Below is a listing. Gather each line of it that contains "trajet".
** start Records for the task **
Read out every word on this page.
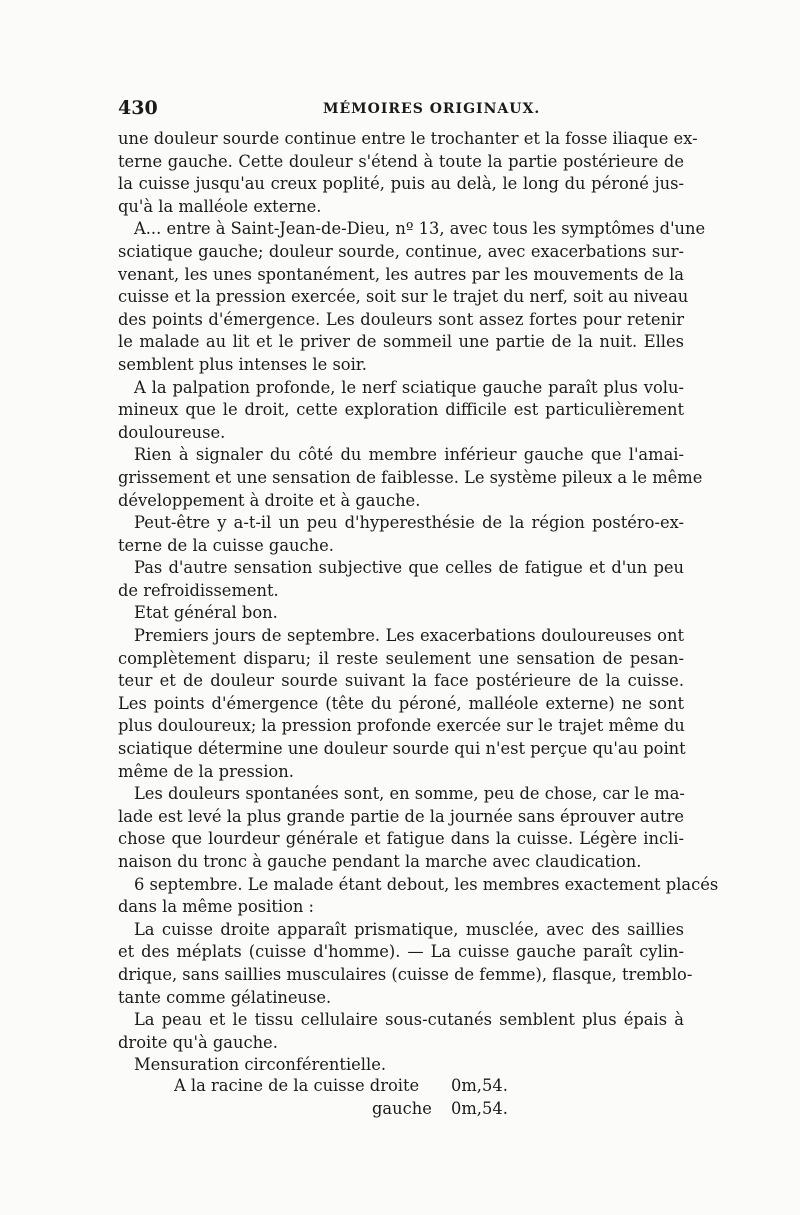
430	MÉMOIRES ORIGINAUX.
une douleur sourde continue entre le trochanter et la fosse iliaque ex-
terne gauche. Cette douleur s'étend à toute la partie postérieure de
la cuisse jusqu'au creux poplité, puis au delà, le long du péroné jus-
qu'à la malléole externe.
A... entre à Saint-Jean-de-Dieu, nº 13, avec tous les symptômes d'une
sciatique gauche; douleur sourde, continue, avec exacerbations sur-
venant, les unes spontanément, les autres par les mouvements de la
cuisse et la pression exercée, soit sur le trajet du nerf, soit au niveau
des points d'émergence. Les douleurs sont assez fortes pour retenir
le malade au lit et le priver de sommeil une partie de la nuit. Elles
semblent plus intenses le soir.
A la palpation profonde, le nerf sciatique gauche paraît plus volu-
mineux que le droit, cette exploration difficile est particulièrement
douloureuse.
Rien à signaler du côté du membre inférieur gauche que l'amai-
grissement et une sensation de faiblesse. Le système pileux a le même
développement à droite et à gauche.
Peut-être y a-t-il un peu d'hyperesthésie de la région postéro-ex-
terne de la cuisse gauche.
Pas d'autre sensation subjective que celles de fatigue et d'un peu
de refroidissement.
Etat général bon.
Premiers jours de septembre. Les exacerbations douloureuses ont
complètement disparu; il reste seulement une sensation de pesan-
teur et de douleur sourde suivant la face postérieure de la cuisse.
Les points d'émergence (tête du péroné, malléole externe) ne sont
plus douloureux; la pression profonde exercée sur le trajet même du
sciatique détermine une douleur sourde qui n'est perçue qu'au point
même de la pression.
Les douleurs spontanées sont, en somme, peu de chose, car le ma-
lade est levé la plus grande partie de la journée sans éprouver autre
chose que lourdeur générale et fatigue dans la cuisse. Légère incli-
naison du tronc à gauche pendant la marche avec claudication.
6 septembre. Le malade étant debout, les membres exactement placés
dans la même position :
La cuisse droite apparaît prismatique, musclée, avec des saillies
et des méplats (cuisse d'homme). — La cuisse gauche paraît cylin-
drique, sans saillies musculaires (cuisse de femme), flasque, tremblo-
tante comme gélatineuse.
La peau et le tissu cellulaire sous-cutanés semblent plus épais à
droite qu'à gauche.
Mensuration circonférentielle.
A la racine de la cuisse droite 0m,54.
gauche 0m,54.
** end Records for the task **
_Solution to this exercise_
cuisse et la pression exercée, soit sur le trajet du nerf, soit au niveau
plus douloureux; la pression profonde exercée sur le trajet même du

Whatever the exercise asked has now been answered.